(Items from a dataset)
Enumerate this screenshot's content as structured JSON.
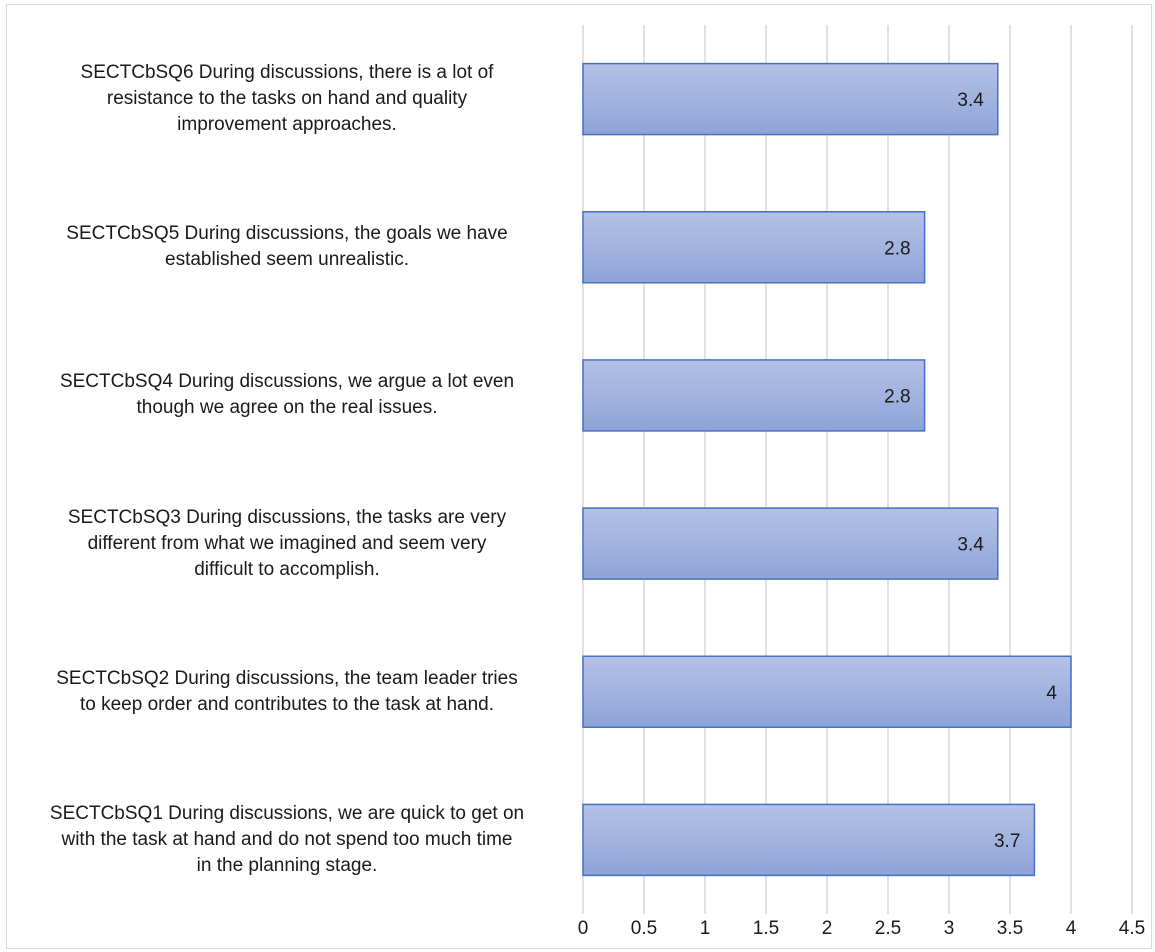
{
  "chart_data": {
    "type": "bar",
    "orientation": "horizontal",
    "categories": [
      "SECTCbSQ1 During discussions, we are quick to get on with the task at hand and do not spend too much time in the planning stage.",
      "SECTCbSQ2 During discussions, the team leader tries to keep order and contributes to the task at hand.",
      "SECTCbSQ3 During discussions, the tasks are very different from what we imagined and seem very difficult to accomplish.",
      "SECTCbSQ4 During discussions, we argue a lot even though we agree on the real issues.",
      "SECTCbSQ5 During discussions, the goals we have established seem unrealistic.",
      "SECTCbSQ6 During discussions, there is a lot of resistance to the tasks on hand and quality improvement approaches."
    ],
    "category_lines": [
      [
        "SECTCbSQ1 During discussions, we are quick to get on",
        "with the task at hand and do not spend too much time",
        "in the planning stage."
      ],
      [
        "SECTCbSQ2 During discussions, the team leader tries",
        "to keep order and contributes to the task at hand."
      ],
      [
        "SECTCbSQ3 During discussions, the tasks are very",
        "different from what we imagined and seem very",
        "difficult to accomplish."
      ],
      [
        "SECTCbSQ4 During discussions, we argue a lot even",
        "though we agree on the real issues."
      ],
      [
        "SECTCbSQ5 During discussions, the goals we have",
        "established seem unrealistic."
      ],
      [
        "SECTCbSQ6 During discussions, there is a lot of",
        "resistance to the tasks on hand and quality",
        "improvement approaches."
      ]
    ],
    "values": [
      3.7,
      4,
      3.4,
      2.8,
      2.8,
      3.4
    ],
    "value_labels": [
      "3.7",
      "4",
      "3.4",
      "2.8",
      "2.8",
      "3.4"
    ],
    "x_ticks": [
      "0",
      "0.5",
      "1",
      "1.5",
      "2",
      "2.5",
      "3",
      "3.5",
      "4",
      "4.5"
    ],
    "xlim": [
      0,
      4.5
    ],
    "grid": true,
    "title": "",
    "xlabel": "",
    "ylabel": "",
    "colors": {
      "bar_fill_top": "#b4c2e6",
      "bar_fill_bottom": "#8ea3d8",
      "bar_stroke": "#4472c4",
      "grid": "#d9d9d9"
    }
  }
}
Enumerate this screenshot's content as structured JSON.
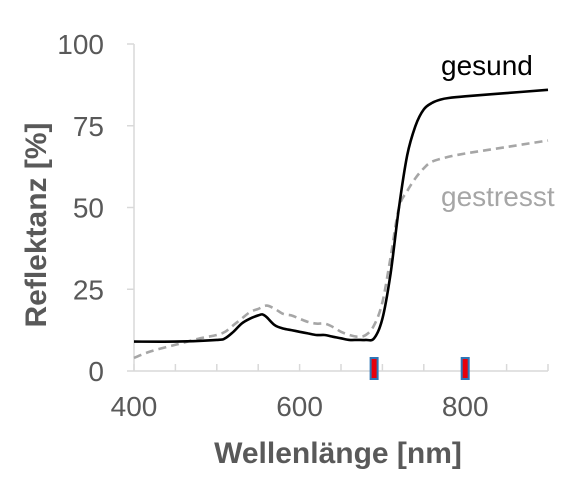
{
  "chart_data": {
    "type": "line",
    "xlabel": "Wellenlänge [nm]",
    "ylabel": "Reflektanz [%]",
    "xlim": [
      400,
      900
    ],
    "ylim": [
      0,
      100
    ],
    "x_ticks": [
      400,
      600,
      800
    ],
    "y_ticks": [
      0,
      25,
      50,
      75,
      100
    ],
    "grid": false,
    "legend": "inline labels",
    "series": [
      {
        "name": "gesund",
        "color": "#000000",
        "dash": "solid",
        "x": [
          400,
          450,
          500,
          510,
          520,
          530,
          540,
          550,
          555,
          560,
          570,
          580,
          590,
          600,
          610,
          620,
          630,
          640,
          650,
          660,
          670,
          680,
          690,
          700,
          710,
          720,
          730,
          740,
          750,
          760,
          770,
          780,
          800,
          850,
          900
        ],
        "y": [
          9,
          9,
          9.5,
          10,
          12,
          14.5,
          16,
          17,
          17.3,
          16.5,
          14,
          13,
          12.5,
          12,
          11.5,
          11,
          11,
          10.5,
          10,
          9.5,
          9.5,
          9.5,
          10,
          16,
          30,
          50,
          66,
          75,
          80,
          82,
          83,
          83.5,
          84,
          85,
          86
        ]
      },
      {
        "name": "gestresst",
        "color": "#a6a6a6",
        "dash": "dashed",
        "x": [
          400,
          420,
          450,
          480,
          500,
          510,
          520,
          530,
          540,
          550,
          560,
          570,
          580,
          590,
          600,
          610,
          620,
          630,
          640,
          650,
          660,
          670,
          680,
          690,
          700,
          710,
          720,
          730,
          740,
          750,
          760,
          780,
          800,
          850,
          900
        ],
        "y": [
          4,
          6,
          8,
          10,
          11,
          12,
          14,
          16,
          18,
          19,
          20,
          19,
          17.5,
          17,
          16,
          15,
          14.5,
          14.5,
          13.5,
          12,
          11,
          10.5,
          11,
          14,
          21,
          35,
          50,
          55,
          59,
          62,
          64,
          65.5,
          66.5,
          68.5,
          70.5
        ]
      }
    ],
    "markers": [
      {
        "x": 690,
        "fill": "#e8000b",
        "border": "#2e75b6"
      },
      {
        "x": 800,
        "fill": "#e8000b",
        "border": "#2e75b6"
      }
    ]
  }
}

Your goal:
Search the records for the word "imagined" and copy every line where it occurs.

Response:
      "SECTCbSQ3 During discussions, the tasks are very different from what we imagined and seem very difficult to accomplish.",
        "different from what we imagined and seem very",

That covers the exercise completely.